Start
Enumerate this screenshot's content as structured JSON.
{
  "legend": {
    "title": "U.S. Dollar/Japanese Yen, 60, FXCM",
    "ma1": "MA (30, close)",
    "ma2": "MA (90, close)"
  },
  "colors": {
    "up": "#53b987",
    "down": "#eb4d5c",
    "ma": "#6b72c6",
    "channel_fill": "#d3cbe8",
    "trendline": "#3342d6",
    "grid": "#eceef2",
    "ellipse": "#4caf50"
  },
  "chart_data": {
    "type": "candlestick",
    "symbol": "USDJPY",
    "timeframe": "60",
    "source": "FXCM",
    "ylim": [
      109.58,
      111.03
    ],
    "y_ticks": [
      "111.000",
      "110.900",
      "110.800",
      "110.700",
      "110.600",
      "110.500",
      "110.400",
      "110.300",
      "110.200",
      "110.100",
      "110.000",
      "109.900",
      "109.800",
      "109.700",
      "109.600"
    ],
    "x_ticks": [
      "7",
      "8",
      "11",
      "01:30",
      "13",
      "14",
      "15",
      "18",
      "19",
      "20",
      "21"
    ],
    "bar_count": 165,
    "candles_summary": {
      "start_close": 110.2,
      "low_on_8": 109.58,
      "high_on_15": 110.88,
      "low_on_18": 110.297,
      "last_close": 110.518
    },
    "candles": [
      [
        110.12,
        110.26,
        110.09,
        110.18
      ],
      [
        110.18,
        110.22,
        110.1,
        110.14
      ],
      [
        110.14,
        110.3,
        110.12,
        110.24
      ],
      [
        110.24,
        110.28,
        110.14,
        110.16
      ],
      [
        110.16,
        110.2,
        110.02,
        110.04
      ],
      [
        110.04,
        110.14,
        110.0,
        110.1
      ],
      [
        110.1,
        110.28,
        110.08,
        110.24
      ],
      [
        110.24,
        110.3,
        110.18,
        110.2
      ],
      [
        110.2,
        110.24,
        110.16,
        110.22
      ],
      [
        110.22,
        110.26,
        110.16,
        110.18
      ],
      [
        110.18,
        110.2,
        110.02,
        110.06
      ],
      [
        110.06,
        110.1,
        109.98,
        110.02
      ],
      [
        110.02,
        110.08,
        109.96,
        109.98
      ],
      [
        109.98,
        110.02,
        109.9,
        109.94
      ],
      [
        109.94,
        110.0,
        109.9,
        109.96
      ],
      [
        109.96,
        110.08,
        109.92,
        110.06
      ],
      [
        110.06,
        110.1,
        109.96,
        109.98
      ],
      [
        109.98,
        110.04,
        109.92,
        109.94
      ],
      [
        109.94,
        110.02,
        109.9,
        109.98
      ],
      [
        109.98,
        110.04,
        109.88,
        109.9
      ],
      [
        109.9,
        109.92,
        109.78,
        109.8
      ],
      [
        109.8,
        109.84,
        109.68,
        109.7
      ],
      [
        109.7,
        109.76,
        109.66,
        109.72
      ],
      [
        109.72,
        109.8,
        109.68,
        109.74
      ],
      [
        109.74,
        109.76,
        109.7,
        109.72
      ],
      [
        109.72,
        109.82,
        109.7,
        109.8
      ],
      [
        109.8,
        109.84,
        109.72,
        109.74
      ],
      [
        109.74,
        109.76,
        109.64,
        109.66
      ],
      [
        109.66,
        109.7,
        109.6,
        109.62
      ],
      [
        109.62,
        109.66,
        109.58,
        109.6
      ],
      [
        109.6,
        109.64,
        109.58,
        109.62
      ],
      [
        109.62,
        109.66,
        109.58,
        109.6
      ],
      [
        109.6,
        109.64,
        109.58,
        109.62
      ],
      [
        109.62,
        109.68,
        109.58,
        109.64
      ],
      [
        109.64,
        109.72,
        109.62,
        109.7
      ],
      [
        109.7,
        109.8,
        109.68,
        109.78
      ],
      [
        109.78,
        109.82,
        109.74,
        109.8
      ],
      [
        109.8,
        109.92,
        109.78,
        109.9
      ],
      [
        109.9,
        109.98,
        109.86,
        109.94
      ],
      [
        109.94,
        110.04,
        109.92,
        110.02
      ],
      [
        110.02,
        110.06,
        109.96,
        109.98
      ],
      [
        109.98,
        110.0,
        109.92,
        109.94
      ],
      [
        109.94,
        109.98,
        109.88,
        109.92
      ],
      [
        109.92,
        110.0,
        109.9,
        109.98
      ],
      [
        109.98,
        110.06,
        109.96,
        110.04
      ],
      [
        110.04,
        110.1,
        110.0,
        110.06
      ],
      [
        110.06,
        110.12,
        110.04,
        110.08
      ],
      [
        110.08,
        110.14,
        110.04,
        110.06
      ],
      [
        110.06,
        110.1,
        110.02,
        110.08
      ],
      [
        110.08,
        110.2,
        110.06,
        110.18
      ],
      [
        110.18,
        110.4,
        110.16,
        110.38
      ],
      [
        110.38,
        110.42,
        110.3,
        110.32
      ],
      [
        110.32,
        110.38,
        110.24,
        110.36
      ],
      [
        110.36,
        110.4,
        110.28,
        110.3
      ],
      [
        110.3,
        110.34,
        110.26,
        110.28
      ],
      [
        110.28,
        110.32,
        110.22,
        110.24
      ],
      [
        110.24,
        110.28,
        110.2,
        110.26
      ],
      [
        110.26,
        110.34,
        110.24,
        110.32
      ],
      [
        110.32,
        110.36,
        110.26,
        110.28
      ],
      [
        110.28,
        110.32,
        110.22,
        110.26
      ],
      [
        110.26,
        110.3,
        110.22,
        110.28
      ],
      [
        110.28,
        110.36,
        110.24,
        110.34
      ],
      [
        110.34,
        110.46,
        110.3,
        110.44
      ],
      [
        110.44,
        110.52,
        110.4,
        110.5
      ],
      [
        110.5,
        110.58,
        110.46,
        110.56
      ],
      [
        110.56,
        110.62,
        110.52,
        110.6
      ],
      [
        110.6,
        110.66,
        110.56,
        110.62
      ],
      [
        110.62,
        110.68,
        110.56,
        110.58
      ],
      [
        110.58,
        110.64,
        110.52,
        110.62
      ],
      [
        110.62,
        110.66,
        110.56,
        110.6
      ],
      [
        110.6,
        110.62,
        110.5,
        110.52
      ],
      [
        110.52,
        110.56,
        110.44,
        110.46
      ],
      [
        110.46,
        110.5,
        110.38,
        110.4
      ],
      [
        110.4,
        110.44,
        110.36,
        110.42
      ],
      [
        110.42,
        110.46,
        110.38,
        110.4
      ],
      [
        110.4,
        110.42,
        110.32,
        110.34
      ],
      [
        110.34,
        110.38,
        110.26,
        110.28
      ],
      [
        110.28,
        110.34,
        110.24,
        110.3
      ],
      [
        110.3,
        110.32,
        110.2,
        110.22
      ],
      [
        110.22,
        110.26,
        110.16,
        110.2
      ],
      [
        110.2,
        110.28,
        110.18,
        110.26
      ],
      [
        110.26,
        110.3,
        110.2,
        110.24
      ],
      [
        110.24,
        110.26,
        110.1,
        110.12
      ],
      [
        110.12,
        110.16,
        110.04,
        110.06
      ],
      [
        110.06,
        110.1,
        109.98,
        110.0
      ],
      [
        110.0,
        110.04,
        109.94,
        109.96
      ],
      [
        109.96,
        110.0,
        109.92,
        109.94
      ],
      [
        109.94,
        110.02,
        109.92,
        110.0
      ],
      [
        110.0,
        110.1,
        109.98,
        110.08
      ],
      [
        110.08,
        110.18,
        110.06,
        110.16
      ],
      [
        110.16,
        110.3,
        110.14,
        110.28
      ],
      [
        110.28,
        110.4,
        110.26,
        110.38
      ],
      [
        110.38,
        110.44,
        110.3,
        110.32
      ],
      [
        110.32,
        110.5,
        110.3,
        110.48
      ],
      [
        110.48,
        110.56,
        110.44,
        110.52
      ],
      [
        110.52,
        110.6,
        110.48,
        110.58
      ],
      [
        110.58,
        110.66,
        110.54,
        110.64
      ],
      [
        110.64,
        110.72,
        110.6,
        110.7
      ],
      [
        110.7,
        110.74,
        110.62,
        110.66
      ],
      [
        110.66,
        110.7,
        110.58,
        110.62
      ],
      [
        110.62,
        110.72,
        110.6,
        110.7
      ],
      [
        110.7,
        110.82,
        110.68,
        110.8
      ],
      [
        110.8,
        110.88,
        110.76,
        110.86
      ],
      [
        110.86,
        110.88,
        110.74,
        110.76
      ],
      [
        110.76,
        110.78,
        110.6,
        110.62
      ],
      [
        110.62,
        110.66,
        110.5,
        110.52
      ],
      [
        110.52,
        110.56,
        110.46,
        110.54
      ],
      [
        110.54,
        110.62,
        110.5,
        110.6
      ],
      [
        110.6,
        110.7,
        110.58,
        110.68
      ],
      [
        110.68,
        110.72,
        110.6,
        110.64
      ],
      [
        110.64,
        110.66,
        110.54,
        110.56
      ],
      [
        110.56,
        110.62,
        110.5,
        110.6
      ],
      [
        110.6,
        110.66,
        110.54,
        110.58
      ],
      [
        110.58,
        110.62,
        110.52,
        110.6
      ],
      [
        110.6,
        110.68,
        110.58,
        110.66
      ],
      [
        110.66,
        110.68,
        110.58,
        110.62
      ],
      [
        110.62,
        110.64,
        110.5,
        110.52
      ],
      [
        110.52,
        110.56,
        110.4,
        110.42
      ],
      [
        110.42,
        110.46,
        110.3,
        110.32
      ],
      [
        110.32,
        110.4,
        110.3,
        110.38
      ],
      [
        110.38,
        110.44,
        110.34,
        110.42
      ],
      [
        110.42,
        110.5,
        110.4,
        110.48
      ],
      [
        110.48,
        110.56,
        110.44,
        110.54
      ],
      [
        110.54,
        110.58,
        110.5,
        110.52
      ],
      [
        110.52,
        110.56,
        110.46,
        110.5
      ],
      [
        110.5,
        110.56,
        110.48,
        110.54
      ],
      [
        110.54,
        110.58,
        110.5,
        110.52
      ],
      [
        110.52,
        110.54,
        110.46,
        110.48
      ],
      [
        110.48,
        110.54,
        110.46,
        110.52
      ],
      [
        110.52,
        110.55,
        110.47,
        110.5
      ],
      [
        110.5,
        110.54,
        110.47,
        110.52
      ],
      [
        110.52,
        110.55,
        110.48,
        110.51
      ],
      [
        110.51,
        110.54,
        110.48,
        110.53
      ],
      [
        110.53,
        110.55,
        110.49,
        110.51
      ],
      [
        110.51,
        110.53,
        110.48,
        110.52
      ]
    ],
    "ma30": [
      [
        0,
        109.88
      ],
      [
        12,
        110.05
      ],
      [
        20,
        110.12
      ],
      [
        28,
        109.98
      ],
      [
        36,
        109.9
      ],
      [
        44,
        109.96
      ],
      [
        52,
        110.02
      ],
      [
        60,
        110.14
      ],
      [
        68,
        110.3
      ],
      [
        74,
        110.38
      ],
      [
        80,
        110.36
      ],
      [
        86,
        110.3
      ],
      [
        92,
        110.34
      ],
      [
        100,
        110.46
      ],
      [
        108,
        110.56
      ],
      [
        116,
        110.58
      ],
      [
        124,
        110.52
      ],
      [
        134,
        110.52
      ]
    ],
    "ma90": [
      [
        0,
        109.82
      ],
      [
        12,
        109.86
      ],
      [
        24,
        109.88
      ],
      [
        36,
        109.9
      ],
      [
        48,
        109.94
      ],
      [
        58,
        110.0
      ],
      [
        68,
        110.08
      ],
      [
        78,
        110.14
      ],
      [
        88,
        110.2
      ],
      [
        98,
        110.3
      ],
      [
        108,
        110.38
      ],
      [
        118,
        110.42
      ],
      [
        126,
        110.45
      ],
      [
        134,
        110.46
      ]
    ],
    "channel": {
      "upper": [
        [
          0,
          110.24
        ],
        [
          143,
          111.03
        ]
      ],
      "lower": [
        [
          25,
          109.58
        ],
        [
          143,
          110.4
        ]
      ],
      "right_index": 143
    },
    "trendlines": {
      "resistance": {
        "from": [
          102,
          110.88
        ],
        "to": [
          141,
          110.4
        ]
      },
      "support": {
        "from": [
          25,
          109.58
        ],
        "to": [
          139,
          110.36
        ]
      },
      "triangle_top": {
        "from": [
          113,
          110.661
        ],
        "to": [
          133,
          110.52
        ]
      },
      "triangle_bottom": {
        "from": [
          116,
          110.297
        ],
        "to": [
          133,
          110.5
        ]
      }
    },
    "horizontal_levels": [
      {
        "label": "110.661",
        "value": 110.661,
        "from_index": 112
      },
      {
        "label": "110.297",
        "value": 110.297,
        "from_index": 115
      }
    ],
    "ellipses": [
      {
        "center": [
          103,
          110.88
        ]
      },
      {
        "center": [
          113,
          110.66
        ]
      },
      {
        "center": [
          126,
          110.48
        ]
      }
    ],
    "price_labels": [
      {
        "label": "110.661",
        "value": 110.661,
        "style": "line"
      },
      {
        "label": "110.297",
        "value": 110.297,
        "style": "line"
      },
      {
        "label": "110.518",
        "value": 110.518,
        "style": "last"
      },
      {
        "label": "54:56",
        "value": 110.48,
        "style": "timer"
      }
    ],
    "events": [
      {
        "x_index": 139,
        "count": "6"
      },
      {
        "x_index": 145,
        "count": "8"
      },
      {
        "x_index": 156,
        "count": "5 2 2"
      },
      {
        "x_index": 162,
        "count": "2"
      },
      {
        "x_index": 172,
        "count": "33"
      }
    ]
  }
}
End
### Stated goal
Working from the listing above, pick out every line that has "style" and copy it.

### Expected answer
        "style": "line"
        "style": "line"
        "style": "last"
        "style": "timer"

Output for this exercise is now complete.